### WORK INSTRUCTIONS
Set down, in full, every record in the block.

### GIVEN RECORDS
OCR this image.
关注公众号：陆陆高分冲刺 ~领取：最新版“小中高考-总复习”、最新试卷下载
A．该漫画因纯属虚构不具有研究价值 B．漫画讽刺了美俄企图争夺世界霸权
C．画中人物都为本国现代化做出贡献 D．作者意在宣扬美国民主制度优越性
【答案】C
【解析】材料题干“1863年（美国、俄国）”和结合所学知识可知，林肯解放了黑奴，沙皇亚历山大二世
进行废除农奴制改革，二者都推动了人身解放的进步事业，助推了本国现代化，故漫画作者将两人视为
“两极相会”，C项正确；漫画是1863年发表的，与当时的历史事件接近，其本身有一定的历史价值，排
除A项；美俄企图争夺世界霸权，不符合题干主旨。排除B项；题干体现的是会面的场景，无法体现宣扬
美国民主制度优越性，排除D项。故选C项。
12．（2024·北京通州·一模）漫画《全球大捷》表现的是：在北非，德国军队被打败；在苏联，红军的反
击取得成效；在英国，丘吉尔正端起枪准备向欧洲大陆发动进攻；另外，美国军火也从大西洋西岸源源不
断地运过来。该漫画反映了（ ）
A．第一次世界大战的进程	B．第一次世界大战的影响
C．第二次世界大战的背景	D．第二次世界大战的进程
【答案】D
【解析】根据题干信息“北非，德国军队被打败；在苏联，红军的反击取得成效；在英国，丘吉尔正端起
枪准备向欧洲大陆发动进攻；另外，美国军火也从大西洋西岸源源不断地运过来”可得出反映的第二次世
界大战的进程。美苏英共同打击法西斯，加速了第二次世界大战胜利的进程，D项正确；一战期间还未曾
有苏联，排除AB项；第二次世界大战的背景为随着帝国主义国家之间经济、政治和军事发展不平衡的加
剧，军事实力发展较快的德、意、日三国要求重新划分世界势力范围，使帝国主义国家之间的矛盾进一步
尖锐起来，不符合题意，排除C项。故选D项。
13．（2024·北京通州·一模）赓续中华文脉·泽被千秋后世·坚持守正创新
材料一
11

### THE OUTPUT
OCR this image.
关注公众号：陆陆高分冲刺 ~领取：最新版“小中高考-总复习”、最新试卷下载
A．该漫画因纯属虚构不具有研究价值 B．漫画讽刺了美俄企图争夺世界霸权
C．画中人物都为本国现代化做出贡献 D．作者意在宣扬美国民主制度优越性
【答案】C
【解析】材料题干“1863年（美国、俄国）”和结合所学知识可知，林肯解放了黑奴，沙皇亚历山大二世
进行废除农奴制改革，二者都推动了人身解放的进步事业，助推了本国现代化，故漫画作者将两人视为
“两极相会”，C项正确；漫画是1863年发表的，与当时的历史事件接近，其本身有一定的历史价值，排
除A项；美俄企图争夺世界霸权，不符合题干主旨。排除B项；题干体现的是会面的场景，无法体现宣扬
美国民主制度优越性，排除D项。故选C项。
12．（2024·北京通州·一模）漫画《全球大捷》表现的是：在北非，德国军队被打败；在苏联，红军的反
击取得成效；在英国，丘吉尔正端起枪准备向欧洲大陆发动进攻；另外，美国军火也从大西洋西岸源源不
断地运过来。该漫画反映了（ ）
A．第一次世界大战的进程	B．第一次世界大战的影响
C．第二次世界大战的背景	D．第二次世界大战的进程
【答案】D
【解析】根据题干信息“北非，德国军队被打败；在苏联，红军的反击取得成效；在英国，丘吉尔正端起
枪准备向欧洲大陆发动进攻；另外，美国军火也从大西洋西岸源源不断地运过来”可得出反映的第二次世
界大战的进程。美苏英共同打击法西斯，加速了第二次世界大战胜利的进程，D项正确；一战期间还未曾
有苏联，排除AB项；第二次世界大战的背景为随着帝国主义国家之间经济、政治和军事发展不平衡的加
剧，军事实力发展较快的德、意、日三国要求重新划分世界势力范围，使帝国主义国家之间的矛盾进一步
尖锐起来，不符合题意，排除C项。故选D项。
13．（2024·北京通州·一模）赓续中华文脉·泽被千秋后世·坚持守正创新
材料一
11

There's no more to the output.